◆ **Directive**
Locate every line in the records below that contains the word "increments", and copy each one.

[Figure data in JSON]
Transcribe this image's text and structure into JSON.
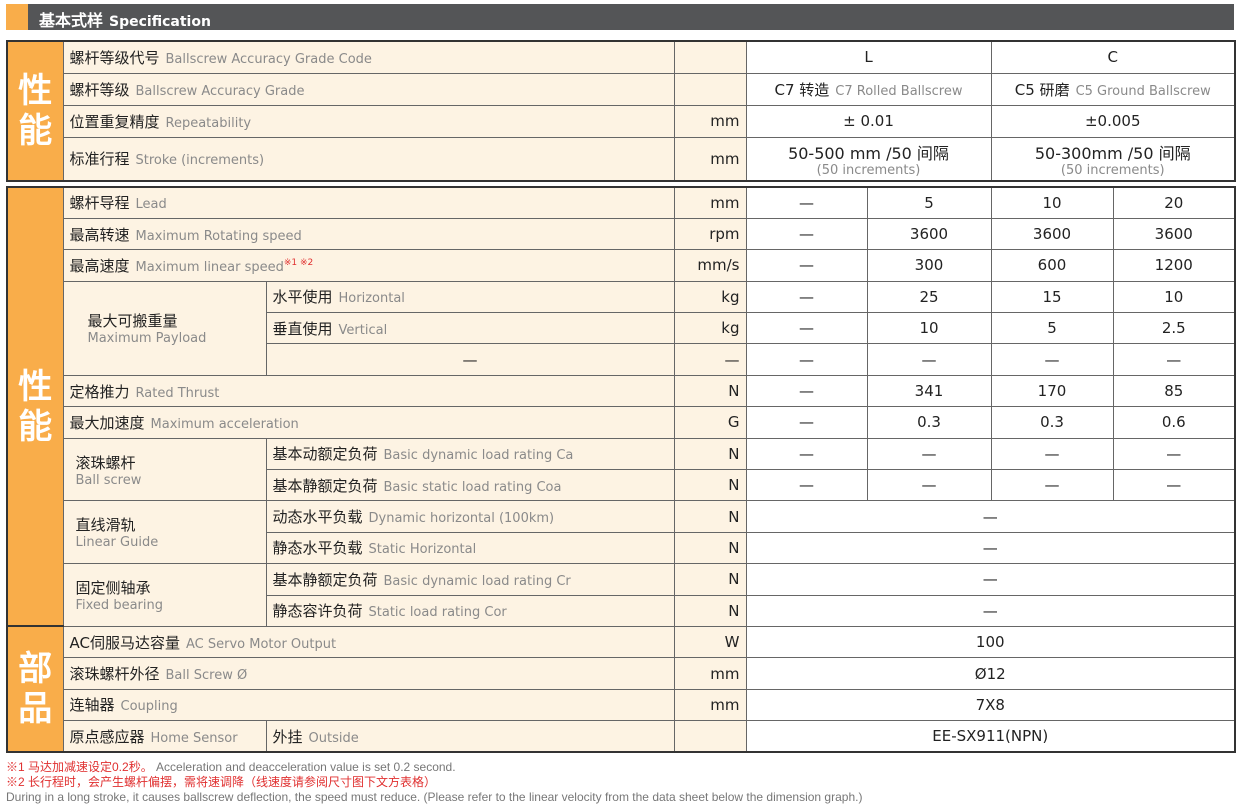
{
  "header": {
    "cn": "基本式样",
    "en": "Specification"
  },
  "sec1": {
    "side": "性能",
    "rows": [
      {
        "cn": "螺杆等级代号",
        "en": "Ballscrew Accuracy Grade Code",
        "unit": "",
        "L": "L",
        "C": "C"
      },
      {
        "cn": "螺杆等级",
        "en": "Ballscrew Accuracy Grade",
        "unit": "",
        "L": "C7 转造",
        "L_en": "C7 Rolled Ballscrew",
        "C": "C5 研磨",
        "C_en": "C5 Ground Ballscrew"
      },
      {
        "cn": "位置重复精度",
        "en": "Repeatability",
        "unit": "mm",
        "L": "± 0.01",
        "C": "±0.005"
      },
      {
        "cn": "标准行程",
        "en": "Stroke (increments)",
        "unit": "mm",
        "L": "50-500 mm /50 间隔",
        "L_en": "(50 increments)",
        "C": "50-300mm /50 间隔",
        "C_en": "(50 increments)"
      }
    ]
  },
  "sec2": {
    "side": "性能",
    "side2": "部品",
    "lead": {
      "cn": "螺杆导程",
      "en": "Lead",
      "unit": "mm",
      "v": [
        "—",
        "5",
        "10",
        "20"
      ]
    },
    "rot": {
      "cn": "最高转速",
      "en": "Maximum Rotating speed",
      "unit": "rpm",
      "v": [
        "—",
        "3600",
        "3600",
        "3600"
      ]
    },
    "lin": {
      "cn": "最高速度",
      "en": "Maximum linear speed",
      "note": "※1 ※2",
      "unit": "mm/s",
      "v": [
        "—",
        "300",
        "600",
        "1200"
      ]
    },
    "payload": {
      "cn": "最大可搬重量",
      "en": "Maximum Payload",
      "h": {
        "cn": "水平使用",
        "en": "Horizontal",
        "unit": "kg",
        "v": [
          "—",
          "25",
          "15",
          "10"
        ]
      },
      "vt": {
        "cn": "垂直使用",
        "en": "Vertical",
        "unit": "kg",
        "v": [
          "—",
          "10",
          "5",
          "2.5"
        ]
      },
      "x": {
        "cn": "—",
        "unit": "—",
        "v": [
          "—",
          "—",
          "—",
          "—"
        ]
      }
    },
    "thrust": {
      "cn": "定格推力",
      "en": "Rated Thrust",
      "unit": "N",
      "v": [
        "—",
        "341",
        "170",
        "85"
      ]
    },
    "acc": {
      "cn": "最大加速度",
      "en": "Maximum acceleration",
      "unit": "G",
      "v": [
        "—",
        "0.3",
        "0.3",
        "0.6"
      ]
    },
    "bs": {
      "cn": "滚珠螺杆",
      "en": "Ball screw",
      "d": {
        "cn": "基本动额定负荷",
        "en": "Basic dynamic load rating Ca",
        "unit": "N",
        "v": [
          "—",
          "—",
          "—",
          "—"
        ]
      },
      "s": {
        "cn": "基本静额定负荷",
        "en": "Basic static load rating Coa",
        "unit": "N",
        "v": [
          "—",
          "—",
          "—",
          "—"
        ]
      }
    },
    "lg": {
      "cn": "直线滑轨",
      "en": "Linear Guide",
      "d": {
        "cn": "动态水平负载",
        "en": "Dynamic horizontal (100km)",
        "unit": "N",
        "v": "—"
      },
      "s": {
        "cn": "静态水平负载",
        "en": "Static Horizontal",
        "unit": "N",
        "v": "—"
      }
    },
    "fb": {
      "cn": "固定侧轴承",
      "en": "Fixed bearing",
      "d": {
        "cn": "基本静额定负荷",
        "en": "Basic dynamic load rating Cr",
        "unit": "N",
        "v": "—"
      },
      "s": {
        "cn": "静态容许负荷",
        "en": "Static load rating Cor",
        "unit": "N",
        "v": "—"
      }
    },
    "motor": {
      "cn": "AC伺服马达容量",
      "en": "AC Servo Motor Output",
      "unit": "W",
      "v": "100"
    },
    "bsd": {
      "cn": "滚珠螺杆外径",
      "en": "Ball Screw Ø",
      "unit": "mm",
      "v": "Ø12"
    },
    "cp": {
      "cn": "连轴器",
      "en": "Coupling",
      "unit": "mm",
      "v": "7X8"
    },
    "hs": {
      "cn": "原点感应器",
      "en": "Home Sensor",
      "sub": "外挂",
      "sub_en": "Outside",
      "unit": "",
      "v": "EE-SX911(NPN)"
    }
  },
  "notes": {
    "n1_cn": "※1 马达加减速设定0.2秒。",
    "n1_en": "Acceleration and deacceleration value is set 0.2 second.",
    "n2_cn": "※2 长行程时，会产生螺杆偏摆，需将速调降（线速度请参阅尺寸图下文方表格）",
    "n2_en": "During in a long stroke, it causes ballscrew deflection, the speed must reduce. (Please refer to the linear velocity from the data sheet below the dimension graph.)"
  },
  "colors": {
    "accent": "#f9ad4a",
    "header_bg": "#545557",
    "label_bg": "#fdf3e3",
    "note_red": "#e03030"
  }
}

◆ **Worked answer**
        "en": "Stroke (increments)",
        "L_en": "(50 increments)",
        "C_en": "(50 increments)"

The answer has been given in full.